** Data records **
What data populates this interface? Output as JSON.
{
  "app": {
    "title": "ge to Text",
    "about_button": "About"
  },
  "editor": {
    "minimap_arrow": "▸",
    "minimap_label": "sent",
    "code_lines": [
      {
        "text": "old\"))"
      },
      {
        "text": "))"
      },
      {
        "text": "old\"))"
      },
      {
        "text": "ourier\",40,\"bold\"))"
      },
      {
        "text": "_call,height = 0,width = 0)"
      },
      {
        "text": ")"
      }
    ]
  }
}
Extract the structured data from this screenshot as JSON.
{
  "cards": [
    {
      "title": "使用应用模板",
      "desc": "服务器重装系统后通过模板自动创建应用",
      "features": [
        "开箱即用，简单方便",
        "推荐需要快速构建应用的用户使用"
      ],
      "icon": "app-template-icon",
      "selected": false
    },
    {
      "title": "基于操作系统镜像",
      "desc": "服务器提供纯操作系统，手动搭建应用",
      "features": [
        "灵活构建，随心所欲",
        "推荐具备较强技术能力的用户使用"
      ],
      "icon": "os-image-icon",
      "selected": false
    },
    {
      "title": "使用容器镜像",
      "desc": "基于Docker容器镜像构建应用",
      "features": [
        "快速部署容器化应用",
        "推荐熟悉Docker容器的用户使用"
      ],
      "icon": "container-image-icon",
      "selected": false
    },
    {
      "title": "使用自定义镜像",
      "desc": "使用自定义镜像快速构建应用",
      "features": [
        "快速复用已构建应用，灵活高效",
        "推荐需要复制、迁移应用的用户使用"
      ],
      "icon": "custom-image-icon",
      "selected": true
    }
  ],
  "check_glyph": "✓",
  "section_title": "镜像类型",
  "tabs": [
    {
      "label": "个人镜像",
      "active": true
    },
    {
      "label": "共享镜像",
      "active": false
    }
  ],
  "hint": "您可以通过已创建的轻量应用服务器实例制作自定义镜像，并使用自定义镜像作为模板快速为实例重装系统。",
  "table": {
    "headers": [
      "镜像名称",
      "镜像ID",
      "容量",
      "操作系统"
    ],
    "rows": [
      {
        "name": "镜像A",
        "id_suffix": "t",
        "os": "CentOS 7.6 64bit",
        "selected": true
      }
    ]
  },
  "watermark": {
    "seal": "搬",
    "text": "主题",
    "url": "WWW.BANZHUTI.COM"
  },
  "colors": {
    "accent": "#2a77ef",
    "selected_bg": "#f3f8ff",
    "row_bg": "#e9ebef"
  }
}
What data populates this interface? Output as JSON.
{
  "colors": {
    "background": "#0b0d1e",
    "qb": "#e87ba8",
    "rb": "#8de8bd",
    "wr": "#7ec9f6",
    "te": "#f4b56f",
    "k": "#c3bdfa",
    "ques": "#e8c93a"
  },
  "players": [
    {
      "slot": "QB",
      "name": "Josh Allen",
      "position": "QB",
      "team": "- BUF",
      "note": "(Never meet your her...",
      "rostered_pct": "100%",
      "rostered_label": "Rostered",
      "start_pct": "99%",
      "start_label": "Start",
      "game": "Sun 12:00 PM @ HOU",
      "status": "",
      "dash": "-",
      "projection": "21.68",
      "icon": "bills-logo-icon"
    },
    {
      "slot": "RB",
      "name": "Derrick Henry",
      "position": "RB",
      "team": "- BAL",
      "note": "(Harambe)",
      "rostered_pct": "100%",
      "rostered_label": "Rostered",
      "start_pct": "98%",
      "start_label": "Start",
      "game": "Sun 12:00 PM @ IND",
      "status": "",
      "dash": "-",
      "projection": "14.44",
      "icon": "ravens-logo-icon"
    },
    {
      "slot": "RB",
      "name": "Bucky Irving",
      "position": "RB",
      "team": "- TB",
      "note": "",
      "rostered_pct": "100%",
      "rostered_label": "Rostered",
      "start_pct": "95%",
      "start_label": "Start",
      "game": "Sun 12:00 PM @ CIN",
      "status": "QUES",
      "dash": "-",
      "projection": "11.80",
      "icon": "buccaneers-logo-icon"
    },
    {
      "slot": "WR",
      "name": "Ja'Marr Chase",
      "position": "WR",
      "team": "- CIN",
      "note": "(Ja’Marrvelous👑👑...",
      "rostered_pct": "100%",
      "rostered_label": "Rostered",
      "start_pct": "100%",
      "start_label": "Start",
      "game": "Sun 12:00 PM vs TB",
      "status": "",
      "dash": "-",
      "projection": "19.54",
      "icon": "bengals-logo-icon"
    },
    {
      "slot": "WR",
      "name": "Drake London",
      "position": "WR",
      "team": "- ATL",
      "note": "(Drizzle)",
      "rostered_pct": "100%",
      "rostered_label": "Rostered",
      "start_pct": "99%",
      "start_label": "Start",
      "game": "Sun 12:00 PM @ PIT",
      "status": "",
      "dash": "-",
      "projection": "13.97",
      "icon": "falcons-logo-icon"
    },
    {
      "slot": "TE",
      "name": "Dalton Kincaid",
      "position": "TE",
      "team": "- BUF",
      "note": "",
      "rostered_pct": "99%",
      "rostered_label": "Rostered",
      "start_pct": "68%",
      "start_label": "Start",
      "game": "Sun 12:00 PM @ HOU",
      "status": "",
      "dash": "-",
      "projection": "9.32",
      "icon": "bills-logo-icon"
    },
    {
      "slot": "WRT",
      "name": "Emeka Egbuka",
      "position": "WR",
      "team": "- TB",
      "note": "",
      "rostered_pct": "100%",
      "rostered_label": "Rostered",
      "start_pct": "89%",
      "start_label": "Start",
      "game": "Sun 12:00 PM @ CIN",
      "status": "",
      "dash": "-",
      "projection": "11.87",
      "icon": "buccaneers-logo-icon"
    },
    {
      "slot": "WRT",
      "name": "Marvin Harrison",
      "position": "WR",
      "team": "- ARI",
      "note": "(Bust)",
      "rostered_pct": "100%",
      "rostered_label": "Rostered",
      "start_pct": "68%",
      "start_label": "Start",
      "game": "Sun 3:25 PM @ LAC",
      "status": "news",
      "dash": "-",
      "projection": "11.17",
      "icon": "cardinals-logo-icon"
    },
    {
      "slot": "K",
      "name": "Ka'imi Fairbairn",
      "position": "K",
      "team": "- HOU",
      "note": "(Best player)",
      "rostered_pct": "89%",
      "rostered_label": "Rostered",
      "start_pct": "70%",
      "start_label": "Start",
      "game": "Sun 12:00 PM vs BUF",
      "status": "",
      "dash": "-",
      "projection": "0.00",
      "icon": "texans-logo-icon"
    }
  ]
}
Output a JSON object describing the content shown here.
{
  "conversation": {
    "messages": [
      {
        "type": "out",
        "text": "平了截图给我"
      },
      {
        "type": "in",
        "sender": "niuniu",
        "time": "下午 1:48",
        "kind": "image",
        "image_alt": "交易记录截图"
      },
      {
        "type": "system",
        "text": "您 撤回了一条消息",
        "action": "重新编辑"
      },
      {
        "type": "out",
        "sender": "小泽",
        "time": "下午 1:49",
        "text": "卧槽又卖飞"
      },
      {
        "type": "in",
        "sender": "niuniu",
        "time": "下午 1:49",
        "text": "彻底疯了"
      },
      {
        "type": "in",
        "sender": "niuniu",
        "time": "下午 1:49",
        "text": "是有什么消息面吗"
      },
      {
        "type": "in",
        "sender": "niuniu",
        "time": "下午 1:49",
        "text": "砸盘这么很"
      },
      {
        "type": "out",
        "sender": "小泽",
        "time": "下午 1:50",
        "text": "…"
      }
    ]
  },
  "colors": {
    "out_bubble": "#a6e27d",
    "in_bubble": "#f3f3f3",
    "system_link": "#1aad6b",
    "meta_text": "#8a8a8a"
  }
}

** Goal **
Transcribe the material exactly as it reads.

** Answer in full **
What data populates this interface? Output as JSON.
{
  "app": {
    "title": "ge to Text",
    "about_button": "About"
  },
  "editor": {
    "minimap_arrow": "▸",
    "minimap_label": "sent",
    "code_lines": [
      {
        "text": "old\"))"
      },
      {
        "text": "))"
      },
      {
        "text": "old\"))"
      },
      {
        "text": "ourier\",40,\"bold\"))"
      },
      {
        "text": "_call,height = 0,width = 0)"
      },
      {
        "text": ")"
      }
    ]
  }
}
Extract the structured data from this screenshot as JSON.
{
  "cards": [
    {
      "title": "使用应用模板",
      "desc": "服务器重装系统后通过模板自动创建应用",
      "features": [
        "开箱即用，简单方便",
        "推荐需要快速构建应用的用户使用"
      ],
      "icon": "app-template-icon",
      "selected": false
    },
    {
      "title": "基于操作系统镜像",
      "desc": "服务器提供纯操作系统，手动搭建应用",
      "features": [
        "灵活构建，随心所欲",
        "推荐具备较强技术能力的用户使用"
      ],
      "icon": "os-image-icon",
      "selected": false
    },
    {
      "title": "使用容器镜像",
      "desc": "基于Docker容器镜像构建应用",
      "features": [
        "快速部署容器化应用",
        "推荐熟悉Docker容器的用户使用"
      ],
      "icon": "container-image-icon",
      "selected": false
    },
    {
      "title": "使用自定义镜像",
      "desc": "使用自定义镜像快速构建应用",
      "features": [
        "快速复用已构建应用，灵活高效",
        "推荐需要复制、迁移应用的用户使用"
      ],
      "icon": "custom-image-icon",
      "selected": true
    }
  ],
  "check_glyph": "✓",
  "section_title": "镜像类型",
  "tabs": [
    {
      "label": "个人镜像",
      "active": true
    },
    {
      "label": "共享镜像",
      "active": false
    }
  ],
  "hint": "您可以通过已创建的轻量应用服务器实例制作自定义镜像，并使用自定义镜像作为模板快速为实例重装系统。",
  "table": {
    "headers": [
      "镜像名称",
      "镜像ID",
      "容量",
      "操作系统"
    ],
    "rows": [
      {
        "name": "镜像A",
        "id_suffix": "t",
        "os": "CentOS 7.6 64bit",
        "selected": true
      }
    ]
  },
  "watermark": {
    "seal": "搬",
    "text": "主题",
    "url": "WWW.BANZHUTI.COM"
  },
  "colors": {
    "accent": "#2a77ef",
    "selected_bg": "#f3f8ff",
    "row_bg": "#e9ebef"
  }
}
What data populates this interface? Output as JSON.
{
  "colors": {
    "background": "#0b0d1e",
    "qb": "#e87ba8",
    "rb": "#8de8bd",
    "wr": "#7ec9f6",
    "te": "#f4b56f",
    "k": "#c3bdfa",
    "ques": "#e8c93a"
  },
  "players": [
    {
      "slot": "QB",
      "name": "Josh Allen",
      "position": "QB",
      "team": "- BUF",
      "note": "(Never meet your her...",
      "rostered_pct": "100%",
      "rostered_label": "Rostered",
      "start_pct": "99%",
      "start_label": "Start",
      "game": "Sun 12:00 PM @ HOU",
      "status": "",
      "dash": "-",
      "projection": "21.68",
      "icon": "bills-logo-icon"
    },
    {
      "slot": "RB",
      "name": "Derrick Henry",
      "position": "RB",
      "team": "- BAL",
      "note": "(Harambe)",
      "rostered_pct": "100%",
      "rostered_label": "Rostered",
      "start_pct": "98%",
      "start_label": "Start",
      "game": "Sun 12:00 PM @ IND",
      "status": "",
      "dash": "-",
      "projection": "14.44",
      "icon": "ravens-logo-icon"
    },
    {
      "slot": "RB",
      "name": "Bucky Irving",
      "position": "RB",
      "team": "- TB",
      "note": "",
      "rostered_pct": "100%",
      "rostered_label": "Rostered",
      "start_pct": "95%",
      "start_label": "Start",
      "game": "Sun 12:00 PM @ CIN",
      "status": "QUES",
      "dash": "-",
      "projection": "11.80",
      "icon": "buccaneers-logo-icon"
    },
    {
      "slot": "WR",
      "name": "Ja'Marr Chase",
      "position": "WR",
      "team": "- CIN",
      "note": "(Ja’Marrvelous👑👑...",
      "rostered_pct": "100%",
      "rostered_label": "Rostered",
      "start_pct": "100%",
      "start_label": "Start",
      "game": "Sun 12:00 PM vs TB",
      "status": "",
      "dash": "-",
      "projection": "19.54",
      "icon": "bengals-logo-icon"
    },
    {
      "slot": "WR",
      "name": "Drake London",
      "position": "WR",
      "team": "- ATL",
      "note": "(Drizzle)",
      "rostered_pct": "100%",
      "rostered_label": "Rostered",
      "start_pct": "99%",
      "start_label": "Start",
      "game": "Sun 12:00 PM @ PIT",
      "status": "",
      "dash": "-",
      "projection": "13.97",
      "icon": "falcons-logo-icon"
    },
    {
      "slot": "TE",
      "name": "Dalton Kincaid",
      "position": "TE",
      "team": "- BUF",
      "note": "",
      "rostered_pct": "99%",
      "rostered_label": "Rostered",
      "start_pct": "68%",
      "start_label": "Start",
      "game": "Sun 12:00 PM @ HOU",
      "status": "",
      "dash": "-",
      "projection": "9.32",
      "icon": "bills-logo-icon"
    },
    {
      "slot": "WRT",
      "name": "Emeka Egbuka",
      "position": "WR",
      "team": "- TB",
      "note": "",
      "rostered_pct": "100%",
      "rostered_label": "Rostered",
      "start_pct": "89%",
      "start_label": "Start",
      "game": "Sun 12:00 PM @ CIN",
      "status": "",
      "dash": "-",
      "projection": "11.87",
      "icon": "buccaneers-logo-icon"
    },
    {
      "slot": "WRT",
      "name": "Marvin Harrison",
      "position": "WR",
      "team": "- ARI",
      "note": "(Bust)",
      "rostered_pct": "100%",
      "rostered_label": "Rostered",
      "start_pct": "68%",
      "start_label": "Start",
      "game": "Sun 3:25 PM @ LAC",
      "status": "news",
      "dash": "-",
      "projection": "11.17",
      "icon": "cardinals-logo-icon"
    },
    {
      "slot": "K",
      "name": "Ka'imi Fairbairn",
      "position": "K",
      "team": "- HOU",
      "note": "(Best player)",
      "rostered_pct": "89%",
      "rostered_label": "Rostered",
      "start_pct": "70%",
      "start_label": "Start",
      "game": "Sun 12:00 PM vs BUF",
      "status": "",
      "dash": "-",
      "projection": "0.00",
      "icon": "texans-logo-icon"
    }
  ]
}
Output a JSON object describing the content shown here.
{
  "conversation": {
    "messages": [
      {
        "type": "out",
        "text": "平了截图给我"
      },
      {
        "type": "in",
        "sender": "niuniu",
        "time": "下午 1:48",
        "kind": "image",
        "image_alt": "交易记录截图"
      },
      {
        "type": "system",
        "text": "您 撤回了一条消息",
        "action": "重新编辑"
      },
      {
        "type": "out",
        "sender": "小泽",
        "time": "下午 1:49",
        "text": "卧槽又卖飞"
      },
      {
        "type": "in",
        "sender": "niuniu",
        "time": "下午 1:49",
        "text": "彻底疯了"
      },
      {
        "type": "in",
        "sender": "niuniu",
        "time": "下午 1:49",
        "text": "是有什么消息面吗"
      },
      {
        "type": "in",
        "sender": "niuniu",
        "time": "下午 1:49",
        "text": "砸盘这么很"
      },
      {
        "type": "out",
        "sender": "小泽",
        "time": "下午 1:50",
        "text": "…"
      }
    ]
  },
  "colors": {
    "out_bubble": "#a6e27d",
    "in_bubble": "#f3f3f3",
    "system_link": "#1aad6b",
    "meta_text": "#8a8a8a"
  }
}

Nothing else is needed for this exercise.